Challenge

web/scorescope by BrownieInMotion 55 solves / 156 points

I’m really struggling in this class. Care to give me a hand?

scorescope.mc.ax

Visiting the link reveals an automated grading system, with the ability to upload any Python file.

The assignment description reads:

This is a Python programming homework assignment. The template below contains a number of unimplemented functions; your task is to implement each one according to the docstring provided. No local tests are provided, but you can run the autograder to check your work. Unlimited submissions are permitted and the most recent score will be used to determine your grade.

◆ ◆ ◆ ◆

» **Tasks to carry out**
(1) From the header line of the scorescope challenge writeup that begins "web/scorescope", list each piece of information the line gives, labeling what each one is.
(2) Carry on the scorescope challenge writeup from the point where it stops.

» **Given information**
◆ ◆ ◆ ◆

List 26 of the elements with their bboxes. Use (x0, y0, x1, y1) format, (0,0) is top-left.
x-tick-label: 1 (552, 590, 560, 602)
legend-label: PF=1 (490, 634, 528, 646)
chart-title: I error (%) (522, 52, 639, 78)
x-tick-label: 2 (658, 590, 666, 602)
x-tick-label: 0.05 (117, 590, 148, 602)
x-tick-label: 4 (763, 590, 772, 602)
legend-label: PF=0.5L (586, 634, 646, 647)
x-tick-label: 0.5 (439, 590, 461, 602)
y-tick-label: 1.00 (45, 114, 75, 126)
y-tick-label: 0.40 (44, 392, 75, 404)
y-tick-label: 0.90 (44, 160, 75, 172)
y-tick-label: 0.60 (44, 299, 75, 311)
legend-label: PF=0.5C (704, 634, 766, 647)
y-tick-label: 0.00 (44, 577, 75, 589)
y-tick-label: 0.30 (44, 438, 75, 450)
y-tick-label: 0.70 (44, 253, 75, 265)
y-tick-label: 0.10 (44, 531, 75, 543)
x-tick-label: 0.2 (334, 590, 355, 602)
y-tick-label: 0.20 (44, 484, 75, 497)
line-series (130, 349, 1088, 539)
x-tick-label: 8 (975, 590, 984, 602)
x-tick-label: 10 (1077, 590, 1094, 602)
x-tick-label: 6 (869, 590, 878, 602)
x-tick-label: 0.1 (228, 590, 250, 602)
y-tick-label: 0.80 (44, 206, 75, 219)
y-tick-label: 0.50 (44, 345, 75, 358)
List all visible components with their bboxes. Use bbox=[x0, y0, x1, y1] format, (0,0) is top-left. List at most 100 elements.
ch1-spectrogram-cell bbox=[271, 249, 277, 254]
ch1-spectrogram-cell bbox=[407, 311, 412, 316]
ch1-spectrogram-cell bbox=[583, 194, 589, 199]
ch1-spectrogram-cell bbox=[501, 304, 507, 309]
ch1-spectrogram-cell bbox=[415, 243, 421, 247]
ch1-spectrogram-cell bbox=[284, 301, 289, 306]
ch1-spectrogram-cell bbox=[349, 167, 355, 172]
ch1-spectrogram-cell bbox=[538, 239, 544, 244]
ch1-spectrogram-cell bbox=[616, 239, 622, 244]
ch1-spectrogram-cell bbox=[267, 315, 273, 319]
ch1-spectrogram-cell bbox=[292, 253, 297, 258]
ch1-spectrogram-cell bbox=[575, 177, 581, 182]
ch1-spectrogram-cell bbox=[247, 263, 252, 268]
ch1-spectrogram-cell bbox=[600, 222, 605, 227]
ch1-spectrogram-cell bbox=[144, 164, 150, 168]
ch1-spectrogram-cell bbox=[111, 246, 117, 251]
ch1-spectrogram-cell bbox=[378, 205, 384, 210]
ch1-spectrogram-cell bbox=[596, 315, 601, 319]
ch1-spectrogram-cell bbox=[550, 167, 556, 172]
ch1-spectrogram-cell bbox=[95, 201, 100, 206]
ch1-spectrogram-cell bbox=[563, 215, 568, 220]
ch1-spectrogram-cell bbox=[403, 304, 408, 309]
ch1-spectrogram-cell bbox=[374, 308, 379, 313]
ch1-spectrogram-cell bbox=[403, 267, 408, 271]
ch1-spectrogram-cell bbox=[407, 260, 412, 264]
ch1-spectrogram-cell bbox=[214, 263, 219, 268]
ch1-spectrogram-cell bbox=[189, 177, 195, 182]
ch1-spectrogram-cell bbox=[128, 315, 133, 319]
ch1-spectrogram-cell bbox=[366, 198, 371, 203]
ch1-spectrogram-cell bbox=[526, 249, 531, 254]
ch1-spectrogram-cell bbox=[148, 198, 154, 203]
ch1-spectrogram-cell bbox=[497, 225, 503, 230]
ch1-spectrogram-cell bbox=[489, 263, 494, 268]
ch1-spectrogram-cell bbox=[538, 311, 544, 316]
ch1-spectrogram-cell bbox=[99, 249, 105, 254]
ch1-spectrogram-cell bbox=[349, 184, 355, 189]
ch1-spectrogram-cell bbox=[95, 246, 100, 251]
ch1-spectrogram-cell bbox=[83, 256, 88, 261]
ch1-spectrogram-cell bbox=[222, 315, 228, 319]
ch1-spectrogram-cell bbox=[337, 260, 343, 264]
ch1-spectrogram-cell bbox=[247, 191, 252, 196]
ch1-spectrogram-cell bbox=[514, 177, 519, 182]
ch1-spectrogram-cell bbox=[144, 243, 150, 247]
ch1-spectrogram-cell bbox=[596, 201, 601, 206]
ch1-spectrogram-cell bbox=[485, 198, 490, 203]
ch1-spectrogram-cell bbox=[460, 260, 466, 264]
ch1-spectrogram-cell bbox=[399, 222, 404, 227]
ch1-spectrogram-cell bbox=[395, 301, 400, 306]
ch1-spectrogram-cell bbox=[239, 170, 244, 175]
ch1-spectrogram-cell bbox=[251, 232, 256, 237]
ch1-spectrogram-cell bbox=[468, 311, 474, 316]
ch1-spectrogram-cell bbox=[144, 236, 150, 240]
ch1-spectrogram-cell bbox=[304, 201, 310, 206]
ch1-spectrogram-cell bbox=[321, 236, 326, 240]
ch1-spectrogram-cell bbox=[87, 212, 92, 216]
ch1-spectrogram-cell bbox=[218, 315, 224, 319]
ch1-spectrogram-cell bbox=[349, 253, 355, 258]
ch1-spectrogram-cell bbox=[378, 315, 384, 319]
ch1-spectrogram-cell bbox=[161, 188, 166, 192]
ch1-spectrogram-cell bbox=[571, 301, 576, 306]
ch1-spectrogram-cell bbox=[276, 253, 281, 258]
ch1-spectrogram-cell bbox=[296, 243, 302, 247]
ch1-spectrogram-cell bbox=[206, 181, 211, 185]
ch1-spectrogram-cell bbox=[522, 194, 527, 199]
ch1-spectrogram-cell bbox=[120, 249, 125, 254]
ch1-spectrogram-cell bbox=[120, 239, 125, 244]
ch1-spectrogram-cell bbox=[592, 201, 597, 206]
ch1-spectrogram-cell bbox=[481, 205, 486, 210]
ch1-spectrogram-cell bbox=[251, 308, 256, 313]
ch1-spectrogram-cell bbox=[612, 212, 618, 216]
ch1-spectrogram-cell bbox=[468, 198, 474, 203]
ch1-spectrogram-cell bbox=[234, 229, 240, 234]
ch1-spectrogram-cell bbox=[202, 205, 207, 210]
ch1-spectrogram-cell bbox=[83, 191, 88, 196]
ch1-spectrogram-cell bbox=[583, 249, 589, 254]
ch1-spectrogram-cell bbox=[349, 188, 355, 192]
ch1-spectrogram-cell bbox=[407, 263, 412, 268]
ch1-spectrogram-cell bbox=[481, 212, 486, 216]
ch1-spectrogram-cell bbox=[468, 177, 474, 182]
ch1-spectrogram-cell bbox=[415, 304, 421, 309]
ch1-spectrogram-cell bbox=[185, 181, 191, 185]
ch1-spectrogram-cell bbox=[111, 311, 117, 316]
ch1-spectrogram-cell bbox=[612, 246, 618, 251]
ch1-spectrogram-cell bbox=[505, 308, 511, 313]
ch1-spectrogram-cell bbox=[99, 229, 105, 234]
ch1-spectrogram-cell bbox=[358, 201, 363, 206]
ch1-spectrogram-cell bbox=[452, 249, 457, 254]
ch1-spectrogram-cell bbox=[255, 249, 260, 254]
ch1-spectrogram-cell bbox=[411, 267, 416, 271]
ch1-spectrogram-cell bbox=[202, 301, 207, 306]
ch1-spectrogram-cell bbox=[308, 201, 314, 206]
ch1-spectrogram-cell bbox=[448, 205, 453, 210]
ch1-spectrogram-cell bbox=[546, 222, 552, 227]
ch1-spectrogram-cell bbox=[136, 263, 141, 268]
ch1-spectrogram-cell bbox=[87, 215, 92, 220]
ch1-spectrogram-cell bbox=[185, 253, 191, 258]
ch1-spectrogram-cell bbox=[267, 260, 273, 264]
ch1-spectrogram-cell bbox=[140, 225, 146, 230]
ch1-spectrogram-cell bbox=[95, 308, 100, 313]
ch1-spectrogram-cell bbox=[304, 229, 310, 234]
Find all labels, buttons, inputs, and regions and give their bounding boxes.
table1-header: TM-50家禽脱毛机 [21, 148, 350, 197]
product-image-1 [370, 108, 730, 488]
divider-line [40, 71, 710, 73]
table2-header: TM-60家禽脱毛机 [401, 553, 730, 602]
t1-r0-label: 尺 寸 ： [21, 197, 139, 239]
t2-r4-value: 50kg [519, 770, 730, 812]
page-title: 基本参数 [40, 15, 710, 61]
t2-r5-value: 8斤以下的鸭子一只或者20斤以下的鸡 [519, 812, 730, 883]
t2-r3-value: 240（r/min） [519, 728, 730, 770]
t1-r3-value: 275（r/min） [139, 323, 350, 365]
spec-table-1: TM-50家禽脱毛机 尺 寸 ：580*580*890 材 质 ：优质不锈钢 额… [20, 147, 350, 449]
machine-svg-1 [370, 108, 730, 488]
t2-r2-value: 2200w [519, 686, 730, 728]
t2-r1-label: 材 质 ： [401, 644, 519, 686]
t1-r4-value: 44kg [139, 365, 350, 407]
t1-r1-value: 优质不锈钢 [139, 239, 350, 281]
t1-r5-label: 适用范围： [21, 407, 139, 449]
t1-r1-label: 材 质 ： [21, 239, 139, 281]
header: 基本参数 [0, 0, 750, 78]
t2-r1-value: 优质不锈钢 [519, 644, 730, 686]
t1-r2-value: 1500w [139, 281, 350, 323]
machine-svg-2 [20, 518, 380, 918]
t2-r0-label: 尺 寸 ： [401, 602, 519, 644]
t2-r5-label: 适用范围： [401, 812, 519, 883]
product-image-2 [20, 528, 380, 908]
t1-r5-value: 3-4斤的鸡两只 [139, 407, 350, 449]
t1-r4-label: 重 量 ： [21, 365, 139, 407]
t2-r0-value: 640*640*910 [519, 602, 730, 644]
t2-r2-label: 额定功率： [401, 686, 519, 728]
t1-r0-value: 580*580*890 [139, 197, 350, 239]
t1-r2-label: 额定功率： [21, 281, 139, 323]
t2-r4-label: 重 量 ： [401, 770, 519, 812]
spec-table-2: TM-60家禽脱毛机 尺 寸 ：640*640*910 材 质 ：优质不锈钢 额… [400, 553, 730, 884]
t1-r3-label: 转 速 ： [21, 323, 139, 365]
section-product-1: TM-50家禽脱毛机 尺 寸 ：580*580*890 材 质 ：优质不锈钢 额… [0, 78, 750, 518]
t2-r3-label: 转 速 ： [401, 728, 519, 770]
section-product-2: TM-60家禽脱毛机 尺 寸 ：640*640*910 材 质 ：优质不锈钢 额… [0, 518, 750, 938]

◆ ◆ ◆ ◆

» **Outputs**
(1)
- Category: web
- Challenge name: scorescope
- Author: BrownieInMotion
- Number of solves: 55
- Point value: 156

(2)
And we’re given a template.py (simplified here):

def add(a, b):
	'''Return the sum of a and b.'''
	raise NotImplementedError

def longest(words):
	'''Return the longest word in a list of words.'''
	raise NotImplementedError

def common(a, b):
	'''Return the longest common subsequence of two strings.'''
	raise NotImplementedError
    
def favorite():
	'''Return your favorite number. Must be the same as my favorite number.'''
	raise NotImplementedError

def factor(n):
	'''Given an integer, find two integers whose product is n.'''
	raise NotImplementedError

def preimage(hash):
	'''Given a sha256 hash, find a preimage (bytes).'''
	raise NotImplementedError

def magic():
	'''Guess the random number I am thinking of.'''
	raise NotImplementedError

Solution

Getting Our Bearings

Or in other words, where flag?

Looking through the template, it became clear that “properly” implementing the functions wasn’t feasible (guess a random number? break SHA-256’s preimage resistance?).

So, I started by assuming that passing all test cases was the first step to getting the flag.

The First Tests

For the first three functions, implementing them properly is totally feasible.
I’m lazy so I skipped implementing common(a, b), but a quick search for “find longest common subseqence” returns plenty of ready-to-copy snippets.

def add(a, b):
	return a + b

def longest(words):
	if not len(words):  # unit tests expect longest([]) == None
		return None
	longest_word = None
	highest_len = 0
	for word in words:
		if len(word) > highest_len:
			longest_word, highest_len = word, len(word)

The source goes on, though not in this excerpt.